--- begin ---

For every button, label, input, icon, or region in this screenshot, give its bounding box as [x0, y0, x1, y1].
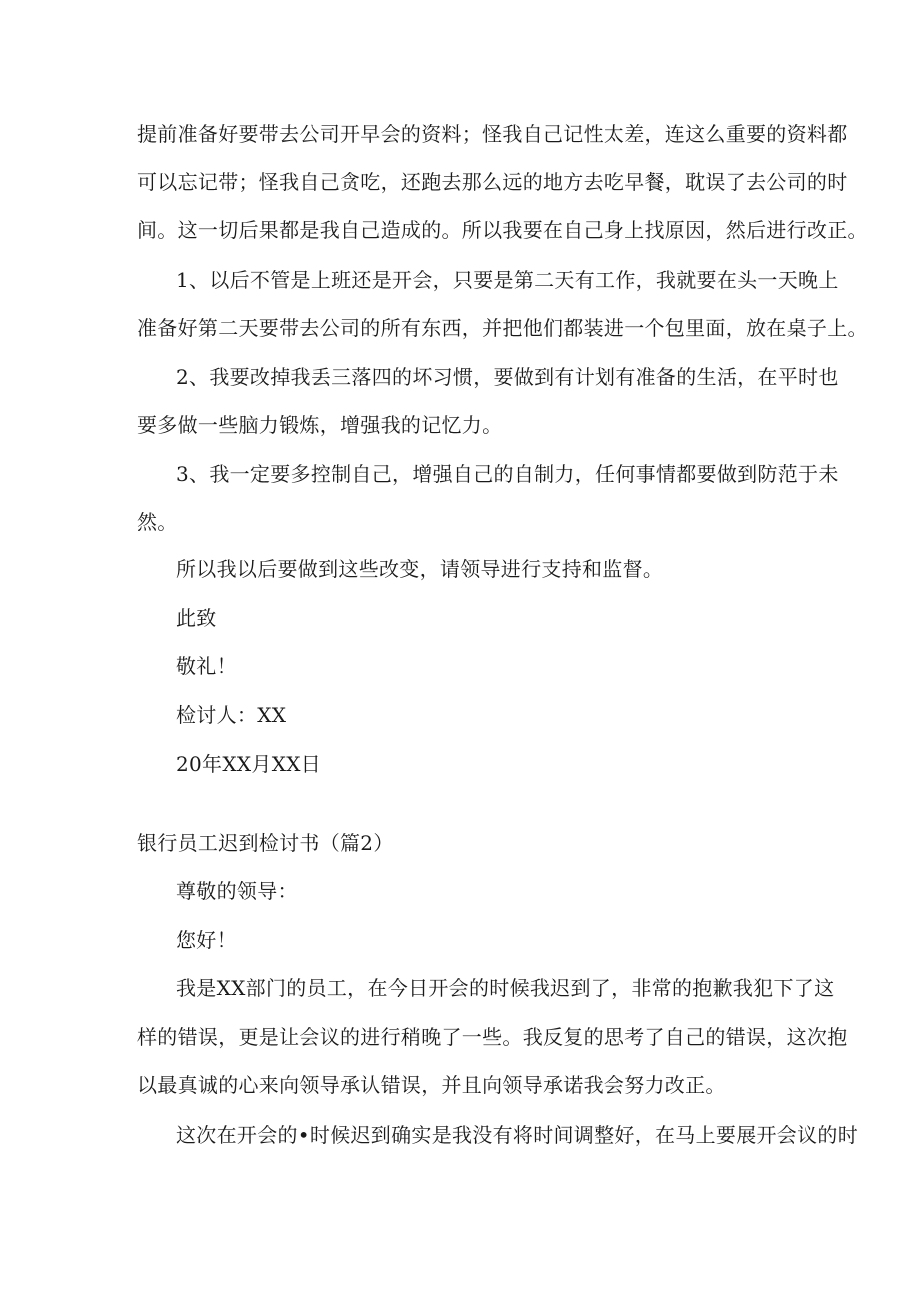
paragraph-line: 可以忘记带；怪我自己贪吃，还跑去那么远的地方去吃早餐，耽误了去公司的时 — [137, 170, 848, 194]
paragraph-line: 间。这一切后果都是我自己造成的。所以我要在自己身上找原因，然后进行改正。 — [137, 218, 868, 242]
list-item-3-line: 然。 — [137, 510, 178, 534]
paragraph-line: 这次在开会的•时候迟到确实是我没有将时间调整好，在马上要展开会议的时 — [176, 1123, 858, 1147]
list-item-2-line: 要多做一些脑力锻炼，增强我的记忆力。 — [137, 413, 503, 437]
list-item-2-line: 2、我要改掉我丢三落四的坏习惯，要做到有计划有准备的生活，在平时也 — [176, 365, 839, 389]
list-item-3-line: 3、我一定要多控制自己，增强自己的自制力，任何事情都要做到防范于未 — [176, 462, 839, 486]
list-item-1-line: 1、以后不管是上班还是开会，只要是第二天有工作，我就要在头一天晚上 — [176, 268, 839, 292]
list-item-1-line: 准备好第二天要带去公司的所有东西，并把他们都装进一个包里面，放在桌子上。 — [137, 316, 868, 340]
date-line: 20年XX月XX日 — [176, 752, 322, 776]
paragraph-line: 样的错误，更是让会议的进行稍晚了一些。我反复的思考了自己的错误，这次抱 — [137, 1025, 848, 1049]
paragraph-line: 提前准备好要带去公司开早会的资料；怪我自己记性太差，连这么重要的资料都 — [137, 122, 848, 146]
paragraph-line: 以最真诚的心来向领导承认错误，并且向领导承诺我会努力改正。 — [137, 1073, 726, 1097]
section-title: 银行员工迟到检讨书（篇2） — [137, 831, 394, 855]
closing-statement: 所以我以后要做到这些改变，请领导进行支持和监督。 — [176, 557, 664, 581]
greeting-line: 尊敬的领导： — [176, 879, 298, 903]
salutation-jingli: 敬礼！ — [176, 654, 237, 678]
paragraph-line: 我是XX部门的员工，在今日开会的时候我迟到了，非常的抱歉我犯下了这 — [176, 976, 835, 1000]
salutation-cizhi: 此致 — [176, 606, 217, 630]
greeting-hello: 您好！ — [176, 928, 237, 952]
signature-line: 检讨人：XX — [176, 703, 287, 727]
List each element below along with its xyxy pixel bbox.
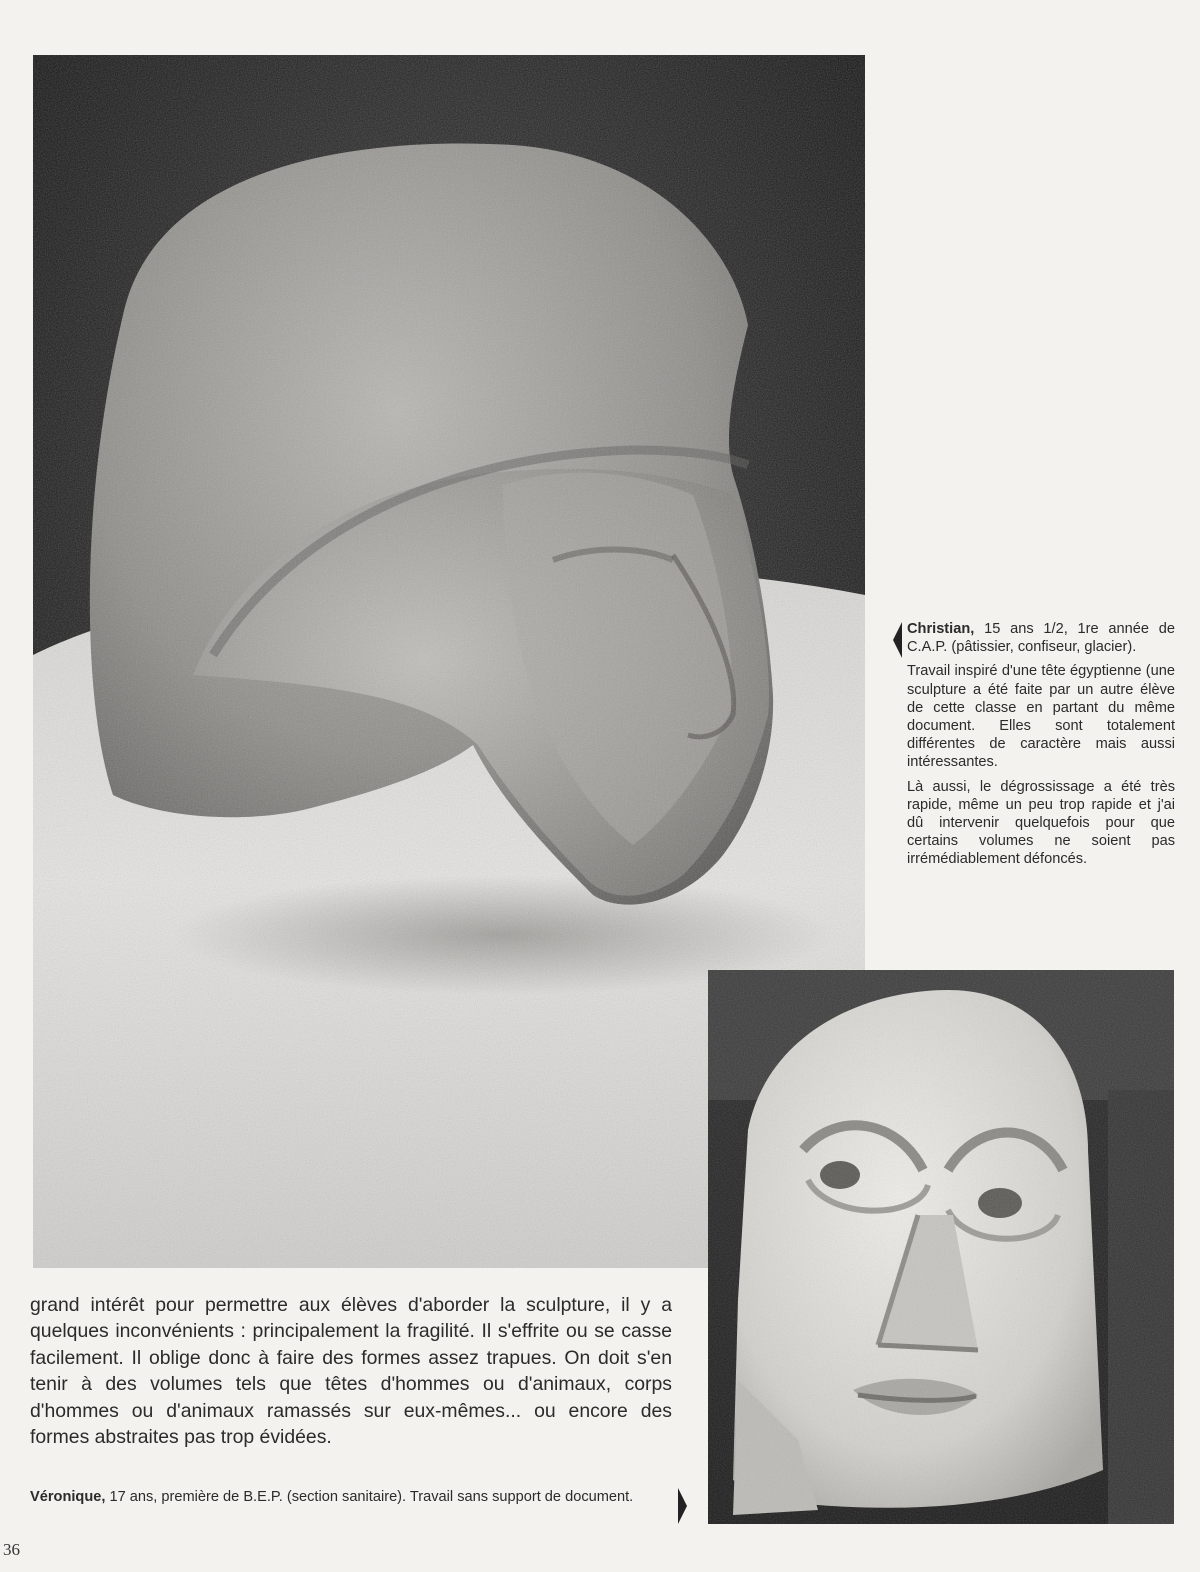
caption-veronique-details: 17 ans, première de B.E.P. (section sanitaire). Travail sans support de document. bbox=[105, 1489, 634, 1505]
caption-christian-details: 15 ans 1/2, 1re année de C.A.P. (pâtissier, confiseur, glacier). bbox=[907, 621, 1175, 656]
caption-pointer-left-icon bbox=[893, 622, 902, 658]
body-text-paragraph: grand intérêt pour permettre aux élèves d'aborder la sculpture, il y a quelques inconvénients : principalement la fragilité. Il s'effrite ou se casse facilement. Il oblige donc à faire des formes assez trapues. On doit s'en tenir à des volumes tels que têtes d'hommes ou d'animaux, corps d'hommes ou d'animaux ramassés sur eux-mêmes... ou encore des formes abstraites pas trop évidées. bbox=[30, 1294, 672, 1449]
caption-christian-name: Christian, bbox=[907, 621, 975, 637]
sculpture-photo-mask-face bbox=[708, 970, 1174, 1524]
caption-christian-paragraph-2: Là aussi, le dégrossissage a été très rapide, même un peu trop rapide et j'ai dû intervenir quelquefois pour que certains volumes ne soient pas irrémédiablement défoncés. bbox=[907, 778, 1175, 868]
page-number: 36 bbox=[3, 1540, 20, 1559]
caption-christian-paragraph-1: Travail inspiré d'une tête égyptienne (une sculpture a été faite par un autre élève de cette classe en partant du même document. Elles sont totalement différentes de caractère mais aussi intéressantes. bbox=[907, 663, 1175, 771]
caption-pointer-right-icon bbox=[678, 1488, 687, 1524]
caption-veronique-name: Véronique, bbox=[30, 1489, 106, 1505]
caption-veronique bbox=[30, 1488, 672, 1506]
caption-christian bbox=[907, 620, 1175, 875]
mask-face-sculpture-photo-icon bbox=[708, 970, 1174, 1524]
caption-christian-intro bbox=[907, 620, 1175, 656]
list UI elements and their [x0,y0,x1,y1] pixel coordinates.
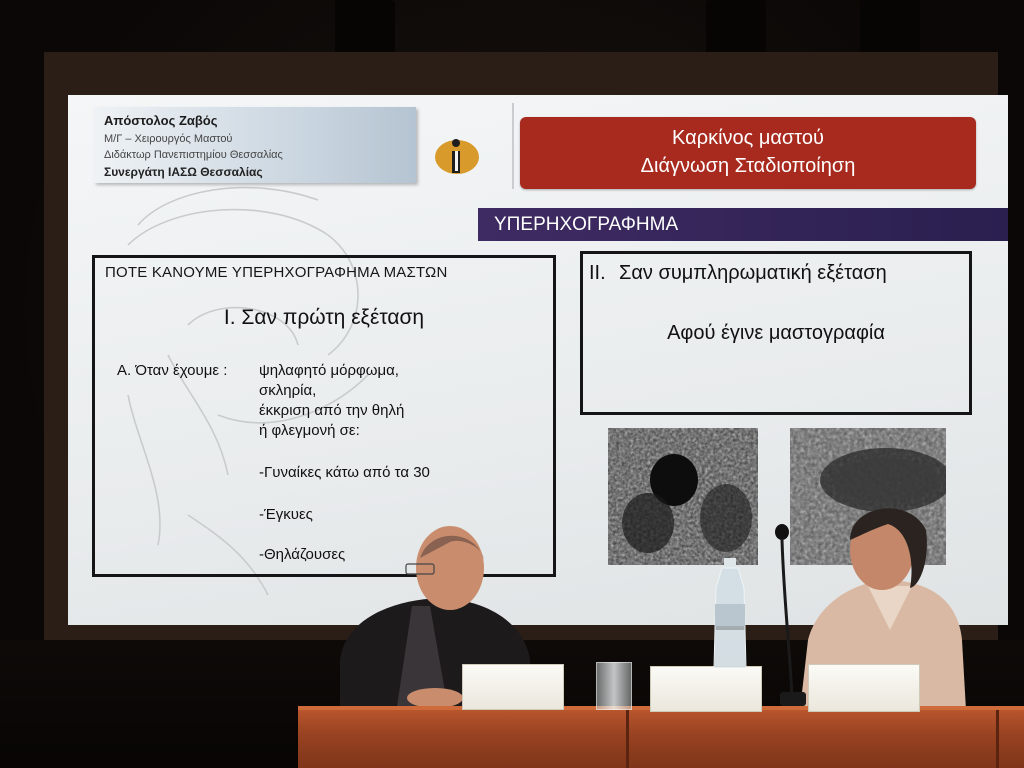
nameplate [462,664,564,710]
supplementary-exam-panel [580,251,972,415]
list-item: σκληρία, [259,382,317,399]
author-info-box [94,107,416,183]
panel-table [298,710,1024,768]
list-item: έκκριση από την θηλή [259,402,405,419]
panel-heading: ΠΟΤΕ ΚΑΝΟΥΜΕ ΥΠΕΡΗΧΟΓΡΑΦΗΜΑ ΜΑΣΤΩΝ [105,264,448,281]
water-bottle [708,558,752,668]
list-item: ή φλεγμονή σε: [259,422,360,439]
ultrasound-image [608,428,758,565]
panel-heading-text: Σαν συμπληρωματική εξέταση [619,262,887,284]
panel-subheading: Ι. Σαν πρώτη εξέταση [223,306,425,329]
author-name: Απόστολος Ζαβός [104,113,218,128]
section-number: ΙΙ. [589,262,606,284]
list-item: -Γυναίκες κάτω από τα 30 [259,464,430,481]
water-glass [596,662,632,710]
list-item: -Θηλάζουσες [259,546,346,563]
microphone [770,522,810,712]
slide-title-box [520,117,976,189]
nameplate [650,666,762,712]
panel-heading [589,262,887,285]
table-seam [626,710,629,768]
author-affiliation: Συνεργάτη ΙΑΣΩ Θεσσαλίας [104,165,263,179]
list-item: -Έγκυες [259,506,313,523]
slide-title: Καρκίνος μαστού [672,127,824,149]
author-role: Μ/Γ – Χειρουργός Μαστού [104,133,233,145]
list-item: ψηλαφητό μόρφωμα, [259,362,399,379]
nameplate [808,664,920,712]
slide-subtitle: Διάγνωση Σταδιοποίηση [640,155,856,177]
item-label: Α. Όταν έχουμε : [117,362,228,379]
table-seam [996,710,999,768]
clinic-logo-icon [434,137,480,175]
section-bar: ΥΠΕΡΗΧΟΓΡΑΦΗΜΑ [478,208,1008,241]
author-degree: Διδάκτωρ Πανεπιστημίου Θεσσαλίας [104,149,283,161]
panel-subheading: Αφού έγινε μαστογραφία [667,322,885,344]
header-divider [512,103,514,189]
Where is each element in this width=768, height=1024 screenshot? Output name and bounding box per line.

--- end ---

> _Work to be completed_
Copy the listing above line for line without changing anything, and leave the pictures out of your answer.

> _Output of the exercise_
For every button, label, input, icon, or region in this screenshot, give its bounding box as [x0, y0, x1, y1].
paragraph-line: 可以忘记带；怪我自己贪吃，还跑去那么远的地方去吃早餐，耽误了去公司的时 — [137, 170, 848, 194]
paragraph-line: 间。这一切后果都是我自己造成的。所以我要在自己身上找原因，然后进行改正。 — [137, 218, 868, 242]
list-item-3-line: 然。 — [137, 510, 178, 534]
paragraph-line: 这次在开会的•时候迟到确实是我没有将时间调整好，在马上要展开会议的时 — [176, 1123, 858, 1147]
list-item-2-line: 要多做一些脑力锻炼，增强我的记忆力。 — [137, 413, 503, 437]
list-item-2-line: 2、我要改掉我丢三落四的坏习惯，要做到有计划有准备的生活，在平时也 — [176, 365, 839, 389]
list-item-3-line: 3、我一定要多控制自己，增强自己的自制力，任何事情都要做到防范于未 — [176, 462, 839, 486]
list-item-1-line: 1、以后不管是上班还是开会，只要是第二天有工作，我就要在头一天晚上 — [176, 268, 839, 292]
list-item-1-line: 准备好第二天要带去公司的所有东西，并把他们都装进一个包里面，放在桌子上。 — [137, 316, 868, 340]
date-line: 20年XX月XX日 — [176, 752, 322, 776]
paragraph-line: 样的错误，更是让会议的进行稍晚了一些。我反复的思考了自己的错误，这次抱 — [137, 1025, 848, 1049]
paragraph-line: 提前准备好要带去公司开早会的资料；怪我自己记性太差，连这么重要的资料都 — [137, 122, 848, 146]
paragraph-line: 以最真诚的心来向领导承认错误，并且向领导承诺我会努力改正。 — [137, 1073, 726, 1097]
section-title: 银行员工迟到检讨书（篇2） — [137, 831, 394, 855]
closing-statement: 所以我以后要做到这些改变，请领导进行支持和监督。 — [176, 557, 664, 581]
greeting-line: 尊敬的领导： — [176, 879, 298, 903]
salutation-jingli: 敬礼！ — [176, 654, 237, 678]
paragraph-line: 我是XX部门的员工，在今日开会的时候我迟到了，非常的抱歉我犯下了这 — [176, 976, 835, 1000]
salutation-cizhi: 此致 — [176, 606, 217, 630]
greeting-hello: 您好！ — [176, 928, 237, 952]
signature-line: 检讨人：XX — [176, 703, 287, 727]
List each element below along with its xyxy pixel bbox.
caption-veronique-details: 17 ans, première de B.E.P. (section sanitaire). Travail sans support de document. bbox=[105, 1489, 634, 1505]
caption-christian-details: 15 ans 1/2, 1re année de C.A.P. (pâtissier, confiseur, glacier). bbox=[907, 621, 1175, 656]
caption-pointer-left-icon bbox=[893, 622, 902, 658]
body-text-paragraph: grand intérêt pour permettre aux élèves d'aborder la sculpture, il y a quelques inconvénients : principalement la fragilité. Il s'effrite ou se casse facilement. Il oblige donc à faire des formes assez trapues. On doit s'en tenir à des volumes tels que têtes d'hommes ou d'animaux, corps d'hommes ou d'animaux ramassés sur eux-mêmes... ou encore des formes abstraites pas trop évidées. bbox=[30, 1294, 672, 1449]
caption-christian-name: Christian, bbox=[907, 621, 975, 637]
sculpture-photo-mask-face bbox=[708, 970, 1174, 1524]
caption-christian-paragraph-2: Là aussi, le dégrossissage a été très rapide, même un peu trop rapide et j'ai dû intervenir quelquefois pour que certains volumes ne soient pas irrémédiablement défoncés. bbox=[907, 778, 1175, 868]
page-number: 36 bbox=[3, 1540, 20, 1559]
caption-christian-paragraph-1: Travail inspiré d'une tête égyptienne (une sculpture a été faite par un autre élève de cette classe en partant du même document. Elles sont totalement différentes de caractère mais aussi intéressantes. bbox=[907, 663, 1175, 771]
caption-pointer-right-icon bbox=[678, 1488, 687, 1524]
caption-veronique-name: Véronique, bbox=[30, 1489, 106, 1505]
caption-veronique bbox=[30, 1488, 672, 1506]
caption-christian bbox=[907, 620, 1175, 875]
mask-face-sculpture-photo-icon bbox=[708, 970, 1174, 1524]
caption-christian-intro bbox=[907, 620, 1175, 656]
list UI elements and their [x0,y0,x1,y1] pixel coordinates.
nameplate [462,664,564,710]
supplementary-exam-panel [580,251,972,415]
list-item: σκληρία, [259,382,317,399]
author-info-box [94,107,416,183]
panel-table [298,710,1024,768]
list-item: έκκριση από την θηλή [259,402,405,419]
panel-heading: ΠΟΤΕ ΚΑΝΟΥΜΕ ΥΠΕΡΗΧΟΓΡΑΦΗΜΑ ΜΑΣΤΩΝ [105,264,448,281]
water-bottle [708,558,752,668]
list-item: ή φλεγμονή σε: [259,422,360,439]
ultrasound-image [608,428,758,565]
panel-heading-text: Σαν συμπληρωματική εξέταση [619,262,887,284]
panel-subheading: Ι. Σαν πρώτη εξέταση [223,306,425,329]
author-name: Απόστολος Ζαβός [104,113,218,128]
section-number: ΙΙ. [589,262,606,284]
list-item: -Γυναίκες κάτω από τα 30 [259,464,430,481]
water-glass [596,662,632,710]
list-item: -Θηλάζουσες [259,546,346,563]
microphone [770,522,810,712]
slide-title-box [520,117,976,189]
nameplate [650,666,762,712]
panel-heading [589,262,887,285]
table-seam [626,710,629,768]
author-affiliation: Συνεργάτη ΙΑΣΩ Θεσσαλίας [104,165,263,179]
list-item: -Έγκυες [259,506,313,523]
slide-title: Καρκίνος μαστού [672,127,824,149]
author-role: Μ/Γ – Χειρουργός Μαστού [104,133,233,145]
list-item: ψηλαφητό μόρφωμα, [259,362,399,379]
nameplate [808,664,920,712]
slide-subtitle: Διάγνωση Σταδιοποίηση [640,155,856,177]
item-label: Α. Όταν έχουμε : [117,362,228,379]
table-seam [996,710,999,768]
clinic-logo-icon [434,137,480,175]
section-bar: ΥΠΕΡΗΧΟΓΡΑΦΗΜΑ [478,208,1008,241]
author-degree: Διδάκτωρ Πανεπιστημίου Θεσσαλίας [104,149,283,161]
panel-subheading: Αφού έγινε μαστογραφία [667,322,885,344]
header-divider [512,103,514,189]
Where is each element in this width=768, height=1024 screenshot? Output name and bounding box per line.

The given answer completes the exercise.